TO DO:
Determine how many lines contain the string "below". Reply with that figure and nothing else.

## START DATA EXTRACT

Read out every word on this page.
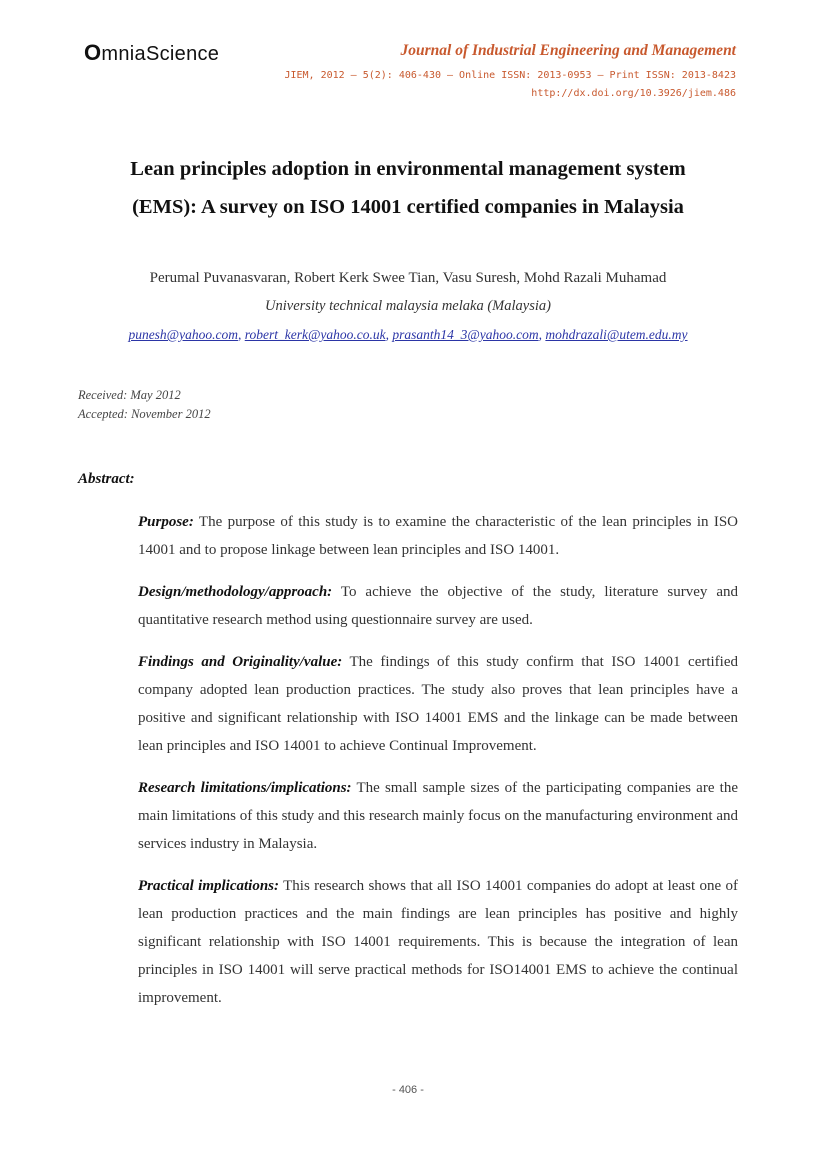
OmniaScience	Journal of Industrial Engineering and Management
JIEM, 2012 – 5(2): 406-430 – Online ISSN: 2013-0953 – Print ISSN: 2013-8423
http://dx.doi.org/10.3926/jiem.486
Lean principles adoption in environmental management system
(EMS): A survey on ISO 14001 certified companies in Malaysia
Perumal Puvanasvaran, Robert Kerk Swee Tian, Vasu Suresh, Mohd Razali Muhamad
University technical malaysia melaka (Malaysia)
punesh@yahoo.com, robert_kerk@yahoo.co.uk, prasanth14_3@yahoo.com, mohdrazali@utem.edu.my
Received: May 2012
Accepted: November 2012
Abstract:

Purpose: The purpose of this study is to examine the characteristic of the lean principles in ISO 14001 and to propose linkage between lean principles and ISO 14001.

Design/methodology/approach: To achieve the objective of the study, literature survey and quantitative research method using questionnaire survey are used.

Findings and Originality/value: The findings of this study confirm that ISO 14001 certified company adopted lean production practices. The study also proves that lean principles have a positive and significant relationship with ISO 14001 EMS and the linkage can be made between lean principles and ISO 14001 to achieve Continual Improvement.

Research limitations/implications: The small sample sizes of the participating companies are the main limitations of this study and this research mainly focus on the manufacturing environment and services industry in Malaysia.

Practical implications: This research shows that all ISO 14001 companies do adopt at least one of lean production practices and the main findings are lean principles has positive and highly significant relationship with ISO 14001 requirements. This is because the integration of lean principles in ISO 14001 will serve practical methods for ISO14001 EMS to achieve the continual improvement.

- 406 -
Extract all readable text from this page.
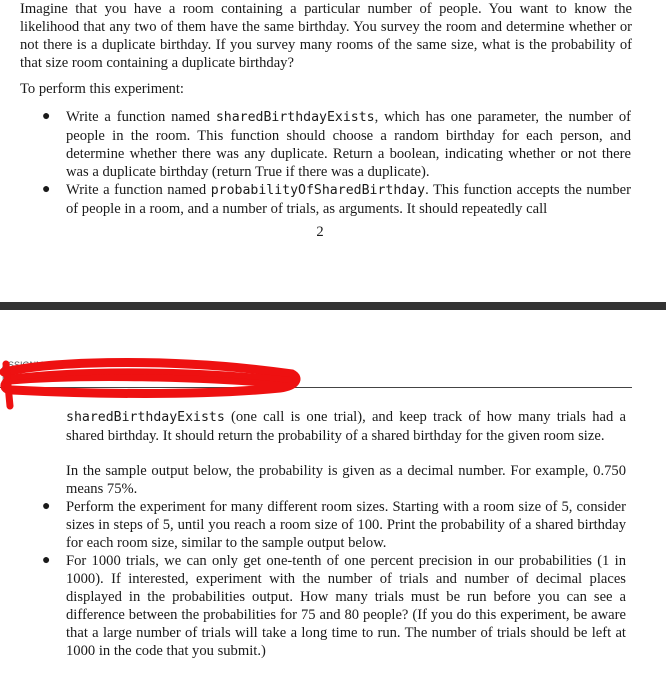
Imagine that you have a room containing a particular number of people. You want to know the likelihood that any two of them have the same birthday. You survey the room and determine whether or not there is a duplicate birthday. If you survey many rooms of the same size, what is the probability of that size room containing a duplicate birthday?

To perform this experiment:

● Write a function named sharedBirthdayExists, which has one parameter, the number of people in the room. This function should choose a random birthday for each person, and determine whether there was any duplicate. Return a boolean, indicating whether or not there was a duplicate birthday (return True if there was a duplicate).
● Write a function named probabilityOfSharedBirthday. This function accepts the number of people in a room, and a number of trials, as arguments. It should repeatedly call
2
ASSIGNMENT 5
D

sharedBirthdayExists (one call is one trial), and keep track of how many trials had a shared birthday. It should return the probability of a shared birthday for the given room size.

In the sample output below, the probability is given as a decimal number. For example, 0.750 means 75%.

● Perform the experiment for many different room sizes. Starting with a room size of 5, consider sizes in steps of 5, until you reach a room size of 100. Print the probability of a shared birthday for each room size, similar to the sample output below.
● For 1000 trials, we can only get one-tenth of one percent precision in our probabilities (1 in 1000). If interested, experiment with the number of trials and number of decimal places displayed in the probabilities output. How many trials must be run before you can see a difference between the probabilities for 75 and 80 people? (If you do this experiment, be aware that a large number of trials will take a long time to run. The number of trials should be left at 1000 in the code that you submit.)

## END DATA EXTRACT

SOLVED PROBLEM:
2